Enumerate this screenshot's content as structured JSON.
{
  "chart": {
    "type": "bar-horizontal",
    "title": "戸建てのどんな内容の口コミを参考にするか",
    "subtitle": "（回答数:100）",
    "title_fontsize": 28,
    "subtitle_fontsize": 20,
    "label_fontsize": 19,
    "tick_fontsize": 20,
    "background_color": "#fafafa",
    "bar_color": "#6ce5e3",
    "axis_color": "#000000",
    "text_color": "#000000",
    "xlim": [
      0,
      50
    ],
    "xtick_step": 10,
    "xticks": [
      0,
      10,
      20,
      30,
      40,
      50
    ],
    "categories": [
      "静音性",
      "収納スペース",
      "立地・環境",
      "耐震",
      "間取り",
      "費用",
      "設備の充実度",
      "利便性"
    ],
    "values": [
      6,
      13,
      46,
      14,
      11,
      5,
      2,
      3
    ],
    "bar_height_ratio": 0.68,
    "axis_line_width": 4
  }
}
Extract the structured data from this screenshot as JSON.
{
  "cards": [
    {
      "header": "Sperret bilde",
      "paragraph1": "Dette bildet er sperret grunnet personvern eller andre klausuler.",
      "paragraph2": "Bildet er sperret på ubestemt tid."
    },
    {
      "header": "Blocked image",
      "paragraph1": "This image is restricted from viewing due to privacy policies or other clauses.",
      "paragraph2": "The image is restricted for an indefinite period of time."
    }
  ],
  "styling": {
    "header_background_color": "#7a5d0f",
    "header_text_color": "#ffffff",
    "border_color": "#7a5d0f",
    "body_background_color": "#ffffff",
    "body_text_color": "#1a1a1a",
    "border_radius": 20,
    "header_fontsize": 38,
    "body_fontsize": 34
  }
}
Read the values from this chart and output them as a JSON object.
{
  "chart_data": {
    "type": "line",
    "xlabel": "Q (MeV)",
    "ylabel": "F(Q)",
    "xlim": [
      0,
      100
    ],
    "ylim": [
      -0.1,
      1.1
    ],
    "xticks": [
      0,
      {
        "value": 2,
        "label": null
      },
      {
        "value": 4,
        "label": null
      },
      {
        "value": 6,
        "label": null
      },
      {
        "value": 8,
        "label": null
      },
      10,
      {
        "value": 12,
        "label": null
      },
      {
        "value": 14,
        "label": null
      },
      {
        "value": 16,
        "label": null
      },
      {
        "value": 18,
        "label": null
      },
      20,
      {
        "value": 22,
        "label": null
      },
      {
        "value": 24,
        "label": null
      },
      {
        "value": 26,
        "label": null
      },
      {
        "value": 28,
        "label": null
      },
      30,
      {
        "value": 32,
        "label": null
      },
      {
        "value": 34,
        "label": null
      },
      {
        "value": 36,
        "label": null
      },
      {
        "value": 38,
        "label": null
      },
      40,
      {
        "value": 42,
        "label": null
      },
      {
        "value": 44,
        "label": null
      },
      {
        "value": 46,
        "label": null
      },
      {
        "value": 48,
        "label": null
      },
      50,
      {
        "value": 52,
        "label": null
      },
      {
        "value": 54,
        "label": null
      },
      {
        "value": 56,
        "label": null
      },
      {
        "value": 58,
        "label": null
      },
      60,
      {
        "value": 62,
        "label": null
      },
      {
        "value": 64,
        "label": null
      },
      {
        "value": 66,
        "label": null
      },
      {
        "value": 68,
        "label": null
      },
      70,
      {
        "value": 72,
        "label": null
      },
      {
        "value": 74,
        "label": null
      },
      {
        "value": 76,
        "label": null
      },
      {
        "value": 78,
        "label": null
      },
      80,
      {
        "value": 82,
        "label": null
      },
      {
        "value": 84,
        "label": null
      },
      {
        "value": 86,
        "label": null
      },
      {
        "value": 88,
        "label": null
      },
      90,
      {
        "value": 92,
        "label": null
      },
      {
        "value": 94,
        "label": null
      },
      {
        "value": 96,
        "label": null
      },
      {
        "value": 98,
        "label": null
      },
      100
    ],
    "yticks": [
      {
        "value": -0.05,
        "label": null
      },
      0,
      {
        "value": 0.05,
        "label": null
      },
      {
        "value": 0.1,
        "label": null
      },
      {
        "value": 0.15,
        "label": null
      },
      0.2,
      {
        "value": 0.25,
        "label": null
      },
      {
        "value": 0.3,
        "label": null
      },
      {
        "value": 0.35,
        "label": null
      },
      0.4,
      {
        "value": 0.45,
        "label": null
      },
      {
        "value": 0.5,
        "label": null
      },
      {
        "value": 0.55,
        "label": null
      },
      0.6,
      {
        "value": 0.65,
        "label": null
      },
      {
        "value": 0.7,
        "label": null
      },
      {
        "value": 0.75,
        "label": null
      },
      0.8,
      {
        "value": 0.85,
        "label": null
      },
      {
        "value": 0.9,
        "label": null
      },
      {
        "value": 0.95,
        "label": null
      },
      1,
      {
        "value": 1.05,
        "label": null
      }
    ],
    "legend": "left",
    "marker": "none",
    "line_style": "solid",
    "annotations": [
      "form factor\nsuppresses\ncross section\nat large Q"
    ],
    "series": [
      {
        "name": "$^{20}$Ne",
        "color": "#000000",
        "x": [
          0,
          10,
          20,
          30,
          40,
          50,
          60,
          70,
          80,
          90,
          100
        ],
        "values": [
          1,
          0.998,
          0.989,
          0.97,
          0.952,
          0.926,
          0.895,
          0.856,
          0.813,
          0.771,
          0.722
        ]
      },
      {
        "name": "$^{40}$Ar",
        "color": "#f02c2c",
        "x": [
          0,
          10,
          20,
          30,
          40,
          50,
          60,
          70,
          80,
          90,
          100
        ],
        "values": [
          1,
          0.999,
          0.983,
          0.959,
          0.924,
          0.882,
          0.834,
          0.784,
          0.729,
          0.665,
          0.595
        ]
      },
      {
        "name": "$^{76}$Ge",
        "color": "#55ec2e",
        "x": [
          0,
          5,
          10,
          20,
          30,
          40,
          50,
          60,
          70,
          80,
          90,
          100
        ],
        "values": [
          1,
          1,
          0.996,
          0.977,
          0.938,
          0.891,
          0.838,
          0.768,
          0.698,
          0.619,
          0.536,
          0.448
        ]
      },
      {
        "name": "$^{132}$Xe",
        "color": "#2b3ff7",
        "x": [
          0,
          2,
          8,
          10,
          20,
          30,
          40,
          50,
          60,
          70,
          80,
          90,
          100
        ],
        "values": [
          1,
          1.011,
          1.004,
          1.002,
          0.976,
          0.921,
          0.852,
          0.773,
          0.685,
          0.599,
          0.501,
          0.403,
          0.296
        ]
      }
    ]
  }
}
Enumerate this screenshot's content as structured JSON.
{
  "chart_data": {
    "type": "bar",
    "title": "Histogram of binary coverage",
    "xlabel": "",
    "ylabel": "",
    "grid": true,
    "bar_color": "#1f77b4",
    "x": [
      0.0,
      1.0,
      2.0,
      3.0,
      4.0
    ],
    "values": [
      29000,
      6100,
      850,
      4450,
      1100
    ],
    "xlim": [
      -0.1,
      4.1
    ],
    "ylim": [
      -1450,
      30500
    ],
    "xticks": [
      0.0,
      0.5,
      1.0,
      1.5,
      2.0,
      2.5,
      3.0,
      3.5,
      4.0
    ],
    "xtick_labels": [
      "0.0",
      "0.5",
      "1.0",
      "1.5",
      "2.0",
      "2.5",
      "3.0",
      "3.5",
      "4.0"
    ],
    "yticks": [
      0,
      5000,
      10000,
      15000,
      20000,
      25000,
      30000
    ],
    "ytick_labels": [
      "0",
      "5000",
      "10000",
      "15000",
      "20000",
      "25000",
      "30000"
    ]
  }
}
· · · · ·
Exercise details:
Output the full listing exactly as it stands.

Result for this task:
Enumerate this screenshot's content as structured JSON.
{
  "chart": {
    "type": "bar-horizontal",
    "title": "戸建てのどんな内容の口コミを参考にするか",
    "subtitle": "（回答数:100）",
    "title_fontsize": 28,
    "subtitle_fontsize": 20,
    "label_fontsize": 19,
    "tick_fontsize": 20,
    "background_color": "#fafafa",
    "bar_color": "#6ce5e3",
    "axis_color": "#000000",
    "text_color": "#000000",
    "xlim": [
      0,
      50
    ],
    "xtick_step": 10,
    "xticks": [
      0,
      10,
      20,
      30,
      40,
      50
    ],
    "categories": [
      "静音性",
      "収納スペース",
      "立地・環境",
      "耐震",
      "間取り",
      "費用",
      "設備の充実度",
      "利便性"
    ],
    "values": [
      6,
      13,
      46,
      14,
      11,
      5,
      2,
      3
    ],
    "bar_height_ratio": 0.68,
    "axis_line_width": 4
  }
}
Extract the structured data from this screenshot as JSON.
{
  "cards": [
    {
      "header": "Sperret bilde",
      "paragraph1": "Dette bildet er sperret grunnet personvern eller andre klausuler.",
      "paragraph2": "Bildet er sperret på ubestemt tid."
    },
    {
      "header": "Blocked image",
      "paragraph1": "This image is restricted from viewing due to privacy policies or other clauses.",
      "paragraph2": "The image is restricted for an indefinite period of time."
    }
  ],
  "styling": {
    "header_background_color": "#7a5d0f",
    "header_text_color": "#ffffff",
    "border_color": "#7a5d0f",
    "body_background_color": "#ffffff",
    "body_text_color": "#1a1a1a",
    "border_radius": 20,
    "header_fontsize": 38,
    "body_fontsize": 34
  }
}
Read the values from this chart and output them as a JSON object.
{
  "chart_data": {
    "type": "line",
    "xlabel": "Q (MeV)",
    "ylabel": "F(Q)",
    "xlim": [
      0,
      100
    ],
    "ylim": [
      -0.1,
      1.1
    ],
    "xticks": [
      0,
      {
        "value": 2,
        "label": null
      },
      {
        "value": 4,
        "label": null
      },
      {
        "value": 6,
        "label": null
      },
      {
        "value": 8,
        "label": null
      },
      10,
      {
        "value": 12,
        "label": null
      },
      {
        "value": 14,
        "label": null
      },
      {
        "value": 16,
        "label": null
      },
      {
        "value": 18,
        "label": null
      },
      20,
      {
        "value": 22,
        "label": null
      },
      {
        "value": 24,
        "label": null
      },
      {
        "value": 26,
        "label": null
      },
      {
        "value": 28,
        "label": null
      },
      30,
      {
        "value": 32,
        "label": null
      },
      {
        "value": 34,
        "label": null
      },
      {
        "value": 36,
        "label": null
      },
      {
        "value": 38,
        "label": null
      },
      40,
      {
        "value": 42,
        "label": null
      },
      {
        "value": 44,
        "label": null
      },
      {
        "value": 46,
        "label": null
      },
      {
        "value": 48,
        "label": null
      },
      50,
      {
        "value": 52,
        "label": null
      },
      {
        "value": 54,
        "label": null
      },
      {
        "value": 56,
        "label": null
      },
      {
        "value": 58,
        "label": null
      },
      60,
      {
        "value": 62,
        "label": null
      },
      {
        "value": 64,
        "label": null
      },
      {
        "value": 66,
        "label": null
      },
      {
        "value": 68,
        "label": null
      },
      70,
      {
        "value": 72,
        "label": null
      },
      {
        "value": 74,
        "label": null
      },
      {
        "value": 76,
        "label": null
      },
      {
        "value": 78,
        "label": null
      },
      80,
      {
        "value": 82,
        "label": null
      },
      {
        "value": 84,
        "label": null
      },
      {
        "value": 86,
        "label": null
      },
      {
        "value": 88,
        "label": null
      },
      90,
      {
        "value": 92,
        "label": null
      },
      {
        "value": 94,
        "label": null
      },
      {
        "value": 96,
        "label": null
      },
      {
        "value": 98,
        "label": null
      },
      100
    ],
    "yticks": [
      {
        "value": -0.05,
        "label": null
      },
      0,
      {
        "value": 0.05,
        "label": null
      },
      {
        "value": 0.1,
        "label": null
      },
      {
        "value": 0.15,
        "label": null
      },
      0.2,
      {
        "value": 0.25,
        "label": null
      },
      {
        "value": 0.3,
        "label": null
      },
      {
        "value": 0.35,
        "label": null
      },
      0.4,
      {
        "value": 0.45,
        "label": null
      },
      {
        "value": 0.5,
        "label": null
      },
      {
        "value": 0.55,
        "label": null
      },
      0.6,
      {
        "value": 0.65,
        "label": null
      },
      {
        "value": 0.7,
        "label": null
      },
      {
        "value": 0.75,
        "label": null
      },
      0.8,
      {
        "value": 0.85,
        "label": null
      },
      {
        "value": 0.9,
        "label": null
      },
      {
        "value": 0.95,
        "label": null
      },
      1,
      {
        "value": 1.05,
        "label": null
      }
    ],
    "legend": "left",
    "marker": "none",
    "line_style": "solid",
    "annotations": [
      "form factor\nsuppresses\ncross section\nat large Q"
    ],
    "series": [
      {
        "name": "$^{20}$Ne",
        "color": "#000000",
        "x": [
          0,
          10,
          20,
          30,
          40,
          50,
          60,
          70,
          80,
          90,
          100
        ],
        "values": [
          1,
          0.998,
          0.989,
          0.97,
          0.952,
          0.926,
          0.895,
          0.856,
          0.813,
          0.771,
          0.722
        ]
      },
      {
        "name": "$^{40}$Ar",
        "color": "#f02c2c",
        "x": [
          0,
          10,
          20,
          30,
          40,
          50,
          60,
          70,
          80,
          90,
          100
        ],
        "values": [
          1,
          0.999,
          0.983,
          0.959,
          0.924,
          0.882,
          0.834,
          0.784,
          0.729,
          0.665,
          0.595
        ]
      },
      {
        "name": "$^{76}$Ge",
        "color": "#55ec2e",
        "x": [
          0,
          5,
          10,
          20,
          30,
          40,
          50,
          60,
          70,
          80,
          90,
          100
        ],
        "values": [
          1,
          1,
          0.996,
          0.977,
          0.938,
          0.891,
          0.838,
          0.768,
          0.698,
          0.619,
          0.536,
          0.448
        ]
      },
      {
        "name": "$^{132}$Xe",
        "color": "#2b3ff7",
        "x": [
          0,
          2,
          8,
          10,
          20,
          30,
          40,
          50,
          60,
          70,
          80,
          90,
          100
        ],
        "values": [
          1,
          1.011,
          1.004,
          1.002,
          0.976,
          0.921,
          0.852,
          0.773,
          0.685,
          0.599,
          0.501,
          0.403,
          0.296
        ]
      }
    ]
  }
}
Enumerate this screenshot's content as structured JSON.
{
  "chart_data": {
    "type": "bar",
    "title": "Histogram of binary coverage",
    "xlabel": "",
    "ylabel": "",
    "grid": true,
    "bar_color": "#1f77b4",
    "x": [
      0.0,
      1.0,
      2.0,
      3.0,
      4.0
    ],
    "values": [
      29000,
      6100,
      850,
      4450,
      1100
    ],
    "xlim": [
      -0.1,
      4.1
    ],
    "ylim": [
      -1450,
      30500
    ],
    "xticks": [
      0.0,
      0.5,
      1.0,
      1.5,
      2.0,
      2.5,
      3.0,
      3.5,
      4.0
    ],
    "xtick_labels": [
      "0.0",
      "0.5",
      "1.0",
      "1.5",
      "2.0",
      "2.5",
      "3.0",
      "3.5",
      "4.0"
    ],
    "yticks": [
      0,
      5000,
      10000,
      15000,
      20000,
      25000,
      30000
    ],
    "ytick_labels": [
      "0",
      "5000",
      "10000",
      "15000",
      "20000",
      "25000",
      "30000"
    ]
  }
}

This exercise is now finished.